*Work order:* Look through the records below, and whenever a line contains "title", copy it.

*Extracted records:*

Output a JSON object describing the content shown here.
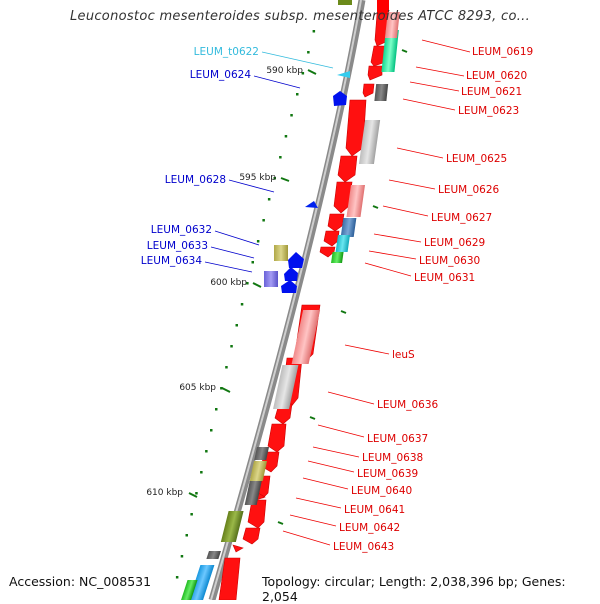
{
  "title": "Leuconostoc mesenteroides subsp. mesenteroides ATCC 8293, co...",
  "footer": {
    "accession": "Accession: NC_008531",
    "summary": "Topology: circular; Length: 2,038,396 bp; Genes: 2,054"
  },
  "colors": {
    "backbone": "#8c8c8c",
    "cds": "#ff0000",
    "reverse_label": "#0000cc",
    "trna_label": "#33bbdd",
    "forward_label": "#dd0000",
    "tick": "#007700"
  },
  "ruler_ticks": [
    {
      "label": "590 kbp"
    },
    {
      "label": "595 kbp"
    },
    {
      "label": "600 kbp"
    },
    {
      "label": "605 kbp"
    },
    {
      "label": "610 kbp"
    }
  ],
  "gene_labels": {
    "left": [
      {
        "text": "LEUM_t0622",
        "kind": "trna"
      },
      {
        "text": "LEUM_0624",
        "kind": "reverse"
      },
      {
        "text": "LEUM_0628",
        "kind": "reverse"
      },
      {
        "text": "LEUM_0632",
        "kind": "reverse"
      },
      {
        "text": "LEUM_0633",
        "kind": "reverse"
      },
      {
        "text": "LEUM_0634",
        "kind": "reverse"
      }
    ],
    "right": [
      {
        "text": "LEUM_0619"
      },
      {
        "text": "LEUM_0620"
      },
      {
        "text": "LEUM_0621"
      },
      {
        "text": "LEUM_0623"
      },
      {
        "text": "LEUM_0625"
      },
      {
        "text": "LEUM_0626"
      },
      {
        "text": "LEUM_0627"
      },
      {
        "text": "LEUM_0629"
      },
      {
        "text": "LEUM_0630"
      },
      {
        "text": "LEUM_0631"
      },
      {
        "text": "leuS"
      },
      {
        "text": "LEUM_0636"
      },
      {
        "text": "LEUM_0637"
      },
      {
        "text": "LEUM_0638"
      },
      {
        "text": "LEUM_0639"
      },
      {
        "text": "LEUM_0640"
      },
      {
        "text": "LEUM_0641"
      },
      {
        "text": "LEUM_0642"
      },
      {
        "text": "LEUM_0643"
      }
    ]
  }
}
---
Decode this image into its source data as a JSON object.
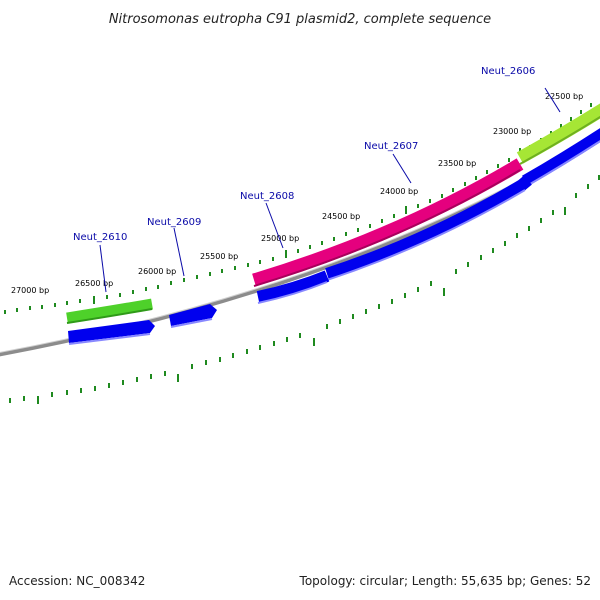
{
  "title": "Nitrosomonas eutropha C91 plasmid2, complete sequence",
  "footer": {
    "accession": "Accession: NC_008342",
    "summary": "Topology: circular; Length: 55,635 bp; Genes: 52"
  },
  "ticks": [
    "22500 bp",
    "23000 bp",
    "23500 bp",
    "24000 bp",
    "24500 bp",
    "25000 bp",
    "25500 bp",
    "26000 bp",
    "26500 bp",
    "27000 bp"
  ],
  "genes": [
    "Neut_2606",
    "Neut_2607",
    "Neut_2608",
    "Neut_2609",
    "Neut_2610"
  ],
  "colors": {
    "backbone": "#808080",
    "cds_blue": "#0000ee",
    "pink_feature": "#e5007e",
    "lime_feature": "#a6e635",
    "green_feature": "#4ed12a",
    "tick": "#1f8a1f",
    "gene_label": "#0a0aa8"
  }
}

*Expected output:*
  "title": "Leuconostoc mesenteroides subsp. mesenteroides ATCC 8293, co...",
  "title": "Nitrosomonas eutropha C91 plasmid2, complete sequence",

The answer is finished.